### Dataset entries on figures:
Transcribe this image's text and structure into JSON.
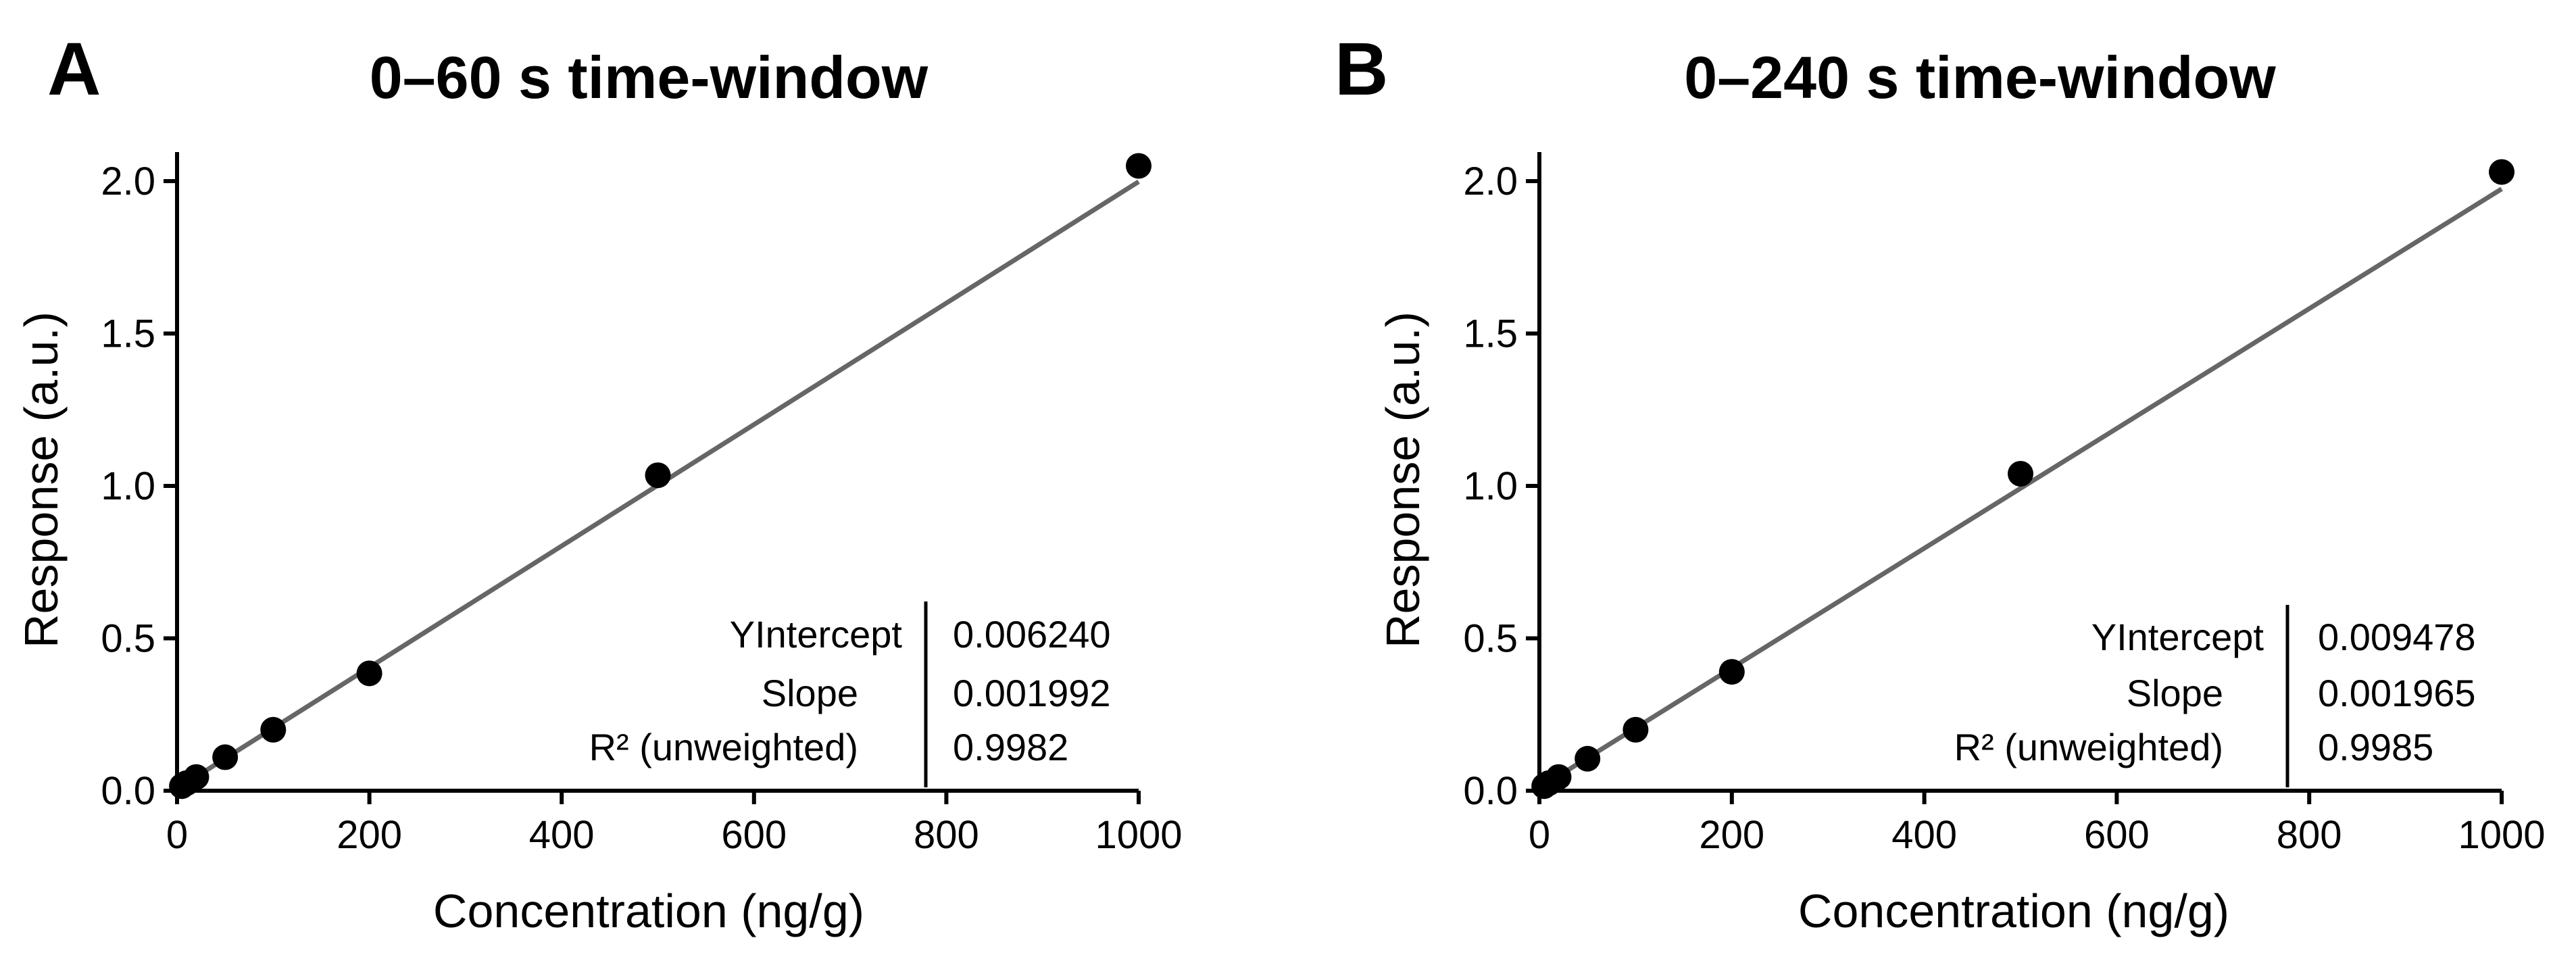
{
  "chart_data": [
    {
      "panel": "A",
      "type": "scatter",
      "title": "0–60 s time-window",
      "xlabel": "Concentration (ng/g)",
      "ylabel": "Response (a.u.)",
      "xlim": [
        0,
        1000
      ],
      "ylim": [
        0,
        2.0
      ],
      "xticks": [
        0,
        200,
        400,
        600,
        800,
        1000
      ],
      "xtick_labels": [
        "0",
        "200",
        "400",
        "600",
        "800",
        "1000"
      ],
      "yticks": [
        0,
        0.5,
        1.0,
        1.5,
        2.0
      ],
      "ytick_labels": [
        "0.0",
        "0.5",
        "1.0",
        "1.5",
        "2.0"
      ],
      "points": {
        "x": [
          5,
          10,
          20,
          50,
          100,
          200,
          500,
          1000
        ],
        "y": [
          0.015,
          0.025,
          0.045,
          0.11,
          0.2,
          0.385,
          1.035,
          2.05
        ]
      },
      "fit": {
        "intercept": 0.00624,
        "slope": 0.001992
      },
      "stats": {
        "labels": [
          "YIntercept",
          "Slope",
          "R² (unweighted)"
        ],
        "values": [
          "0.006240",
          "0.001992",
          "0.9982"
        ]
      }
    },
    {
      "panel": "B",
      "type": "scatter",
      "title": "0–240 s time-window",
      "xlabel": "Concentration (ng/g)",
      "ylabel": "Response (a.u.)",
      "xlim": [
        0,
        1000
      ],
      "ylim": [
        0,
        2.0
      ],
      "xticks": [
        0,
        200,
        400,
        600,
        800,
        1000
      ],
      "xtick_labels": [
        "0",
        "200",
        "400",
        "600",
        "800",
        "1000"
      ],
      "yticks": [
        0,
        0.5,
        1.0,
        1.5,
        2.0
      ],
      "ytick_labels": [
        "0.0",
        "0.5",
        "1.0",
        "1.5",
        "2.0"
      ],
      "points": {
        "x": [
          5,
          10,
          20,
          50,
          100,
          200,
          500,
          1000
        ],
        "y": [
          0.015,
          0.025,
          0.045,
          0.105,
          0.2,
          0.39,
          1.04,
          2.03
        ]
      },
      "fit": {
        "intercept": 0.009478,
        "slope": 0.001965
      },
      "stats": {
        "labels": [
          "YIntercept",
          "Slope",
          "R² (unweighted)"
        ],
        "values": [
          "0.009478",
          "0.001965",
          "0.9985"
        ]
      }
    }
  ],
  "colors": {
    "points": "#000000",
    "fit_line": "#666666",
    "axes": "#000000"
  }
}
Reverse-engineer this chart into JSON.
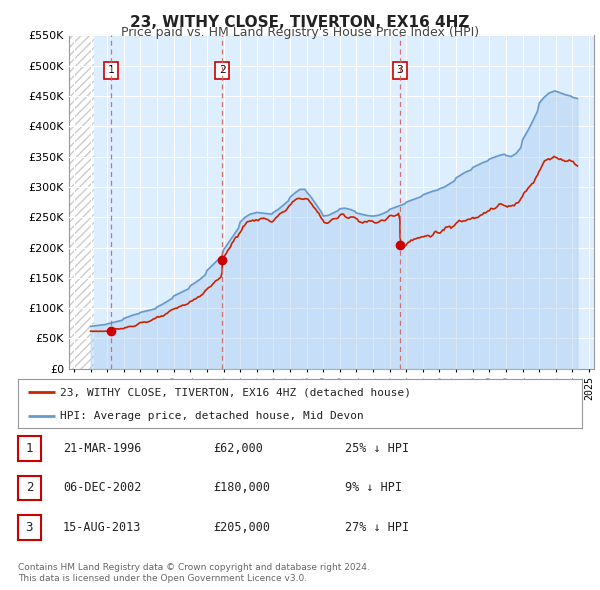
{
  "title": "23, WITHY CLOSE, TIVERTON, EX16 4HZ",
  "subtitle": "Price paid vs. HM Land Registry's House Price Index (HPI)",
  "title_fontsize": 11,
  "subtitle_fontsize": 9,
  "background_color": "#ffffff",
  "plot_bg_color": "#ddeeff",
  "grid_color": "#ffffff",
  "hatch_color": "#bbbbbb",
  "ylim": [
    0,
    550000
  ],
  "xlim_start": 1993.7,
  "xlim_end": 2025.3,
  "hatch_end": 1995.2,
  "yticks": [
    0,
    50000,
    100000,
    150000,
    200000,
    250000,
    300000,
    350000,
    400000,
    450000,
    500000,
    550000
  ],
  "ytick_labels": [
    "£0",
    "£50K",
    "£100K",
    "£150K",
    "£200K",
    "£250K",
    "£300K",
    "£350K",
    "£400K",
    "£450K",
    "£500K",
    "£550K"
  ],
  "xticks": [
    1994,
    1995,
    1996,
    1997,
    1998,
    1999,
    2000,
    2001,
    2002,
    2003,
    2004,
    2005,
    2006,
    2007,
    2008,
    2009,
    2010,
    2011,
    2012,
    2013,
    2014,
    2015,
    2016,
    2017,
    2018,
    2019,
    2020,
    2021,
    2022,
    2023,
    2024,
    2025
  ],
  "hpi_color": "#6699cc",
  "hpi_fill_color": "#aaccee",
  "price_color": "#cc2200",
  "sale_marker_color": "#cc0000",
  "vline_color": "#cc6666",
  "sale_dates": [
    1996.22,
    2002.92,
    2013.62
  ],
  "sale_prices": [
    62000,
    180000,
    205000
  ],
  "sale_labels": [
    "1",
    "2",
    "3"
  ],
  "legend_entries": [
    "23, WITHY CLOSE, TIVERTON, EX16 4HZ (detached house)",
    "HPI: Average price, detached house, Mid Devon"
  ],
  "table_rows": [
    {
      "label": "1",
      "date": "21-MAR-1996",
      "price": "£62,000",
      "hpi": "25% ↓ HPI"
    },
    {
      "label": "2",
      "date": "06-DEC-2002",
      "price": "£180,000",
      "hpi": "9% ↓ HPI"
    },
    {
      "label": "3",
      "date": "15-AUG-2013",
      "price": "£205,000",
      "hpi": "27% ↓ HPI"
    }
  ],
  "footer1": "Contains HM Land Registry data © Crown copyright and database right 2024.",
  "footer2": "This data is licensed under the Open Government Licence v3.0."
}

### What the exercise asks:
Nothing but the pictures may be dropped; output the records above exactly.

### Task result:
Transcribe this image's text and structure into JSON.
{
  "chart_data": [
    {
      "panel": "A",
      "type": "scatter",
      "title": "0–60 s time-window",
      "xlabel": "Concentration (ng/g)",
      "ylabel": "Response (a.u.)",
      "xlim": [
        0,
        1000
      ],
      "ylim": [
        0,
        2.0
      ],
      "xticks": [
        0,
        200,
        400,
        600,
        800,
        1000
      ],
      "xtick_labels": [
        "0",
        "200",
        "400",
        "600",
        "800",
        "1000"
      ],
      "yticks": [
        0,
        0.5,
        1.0,
        1.5,
        2.0
      ],
      "ytick_labels": [
        "0.0",
        "0.5",
        "1.0",
        "1.5",
        "2.0"
      ],
      "points": {
        "x": [
          5,
          10,
          20,
          50,
          100,
          200,
          500,
          1000
        ],
        "y": [
          0.015,
          0.025,
          0.045,
          0.11,
          0.2,
          0.385,
          1.035,
          2.05
        ]
      },
      "fit": {
        "intercept": 0.00624,
        "slope": 0.001992
      },
      "stats": {
        "labels": [
          "YIntercept",
          "Slope",
          "R² (unweighted)"
        ],
        "values": [
          "0.006240",
          "0.001992",
          "0.9982"
        ]
      }
    },
    {
      "panel": "B",
      "type": "scatter",
      "title": "0–240 s time-window",
      "xlabel": "Concentration (ng/g)",
      "ylabel": "Response (a.u.)",
      "xlim": [
        0,
        1000
      ],
      "ylim": [
        0,
        2.0
      ],
      "xticks": [
        0,
        200,
        400,
        600,
        800,
        1000
      ],
      "xtick_labels": [
        "0",
        "200",
        "400",
        "600",
        "800",
        "1000"
      ],
      "yticks": [
        0,
        0.5,
        1.0,
        1.5,
        2.0
      ],
      "ytick_labels": [
        "0.0",
        "0.5",
        "1.0",
        "1.5",
        "2.0"
      ],
      "points": {
        "x": [
          5,
          10,
          20,
          50,
          100,
          200,
          500,
          1000
        ],
        "y": [
          0.015,
          0.025,
          0.045,
          0.105,
          0.2,
          0.39,
          1.04,
          2.03
        ]
      },
      "fit": {
        "intercept": 0.009478,
        "slope": 0.001965
      },
      "stats": {
        "labels": [
          "YIntercept",
          "Slope",
          "R² (unweighted)"
        ],
        "values": [
          "0.009478",
          "0.001965",
          "0.9985"
        ]
      }
    }
  ],
  "colors": {
    "points": "#000000",
    "fit_line": "#666666",
    "axes": "#000000"
  }
}
Reverse-engineer this chart into JSON.
{
  "title": "23, WITHY CLOSE, TIVERTON, EX16 4HZ",
  "subtitle": "Price paid vs. HM Land Registry's House Price Index (HPI)",
  "title_fontsize": 11,
  "subtitle_fontsize": 9,
  "background_color": "#ffffff",
  "plot_bg_color": "#ddeeff",
  "grid_color": "#ffffff",
  "hatch_color": "#bbbbbb",
  "ylim": [
    0,
    550000
  ],
  "xlim_start": 1993.7,
  "xlim_end": 2025.3,
  "hatch_end": 1995.2,
  "yticks": [
    0,
    50000,
    100000,
    150000,
    200000,
    250000,
    300000,
    350000,
    400000,
    450000,
    500000,
    550000
  ],
  "ytick_labels": [
    "£0",
    "£50K",
    "£100K",
    "£150K",
    "£200K",
    "£250K",
    "£300K",
    "£350K",
    "£400K",
    "£450K",
    "£500K",
    "£550K"
  ],
  "xticks": [
    1994,
    1995,
    1996,
    1997,
    1998,
    1999,
    2000,
    2001,
    2002,
    2003,
    2004,
    2005,
    2006,
    2007,
    2008,
    2009,
    2010,
    2011,
    2012,
    2013,
    2014,
    2015,
    2016,
    2017,
    2018,
    2019,
    2020,
    2021,
    2022,
    2023,
    2024,
    2025
  ],
  "hpi_color": "#6699cc",
  "hpi_fill_color": "#aaccee",
  "price_color": "#cc2200",
  "sale_marker_color": "#cc0000",
  "vline_color": "#cc6666",
  "sale_dates": [
    1996.22,
    2002.92,
    2013.62
  ],
  "sale_prices": [
    62000,
    180000,
    205000
  ],
  "sale_labels": [
    "1",
    "2",
    "3"
  ],
  "legend_entries": [
    "23, WITHY CLOSE, TIVERTON, EX16 4HZ (detached house)",
    "HPI: Average price, detached house, Mid Devon"
  ],
  "table_rows": [
    {
      "label": "1",
      "date": "21-MAR-1996",
      "price": "£62,000",
      "hpi": "25% ↓ HPI"
    },
    {
      "label": "2",
      "date": "06-DEC-2002",
      "price": "£180,000",
      "hpi": "9% ↓ HPI"
    },
    {
      "label": "3",
      "date": "15-AUG-2013",
      "price": "£205,000",
      "hpi": "27% ↓ HPI"
    }
  ],
  "footer1": "Contains HM Land Registry data © Crown copyright and database right 2024.",
  "footer2": "This data is licensed under the Open Government Licence v3.0."
}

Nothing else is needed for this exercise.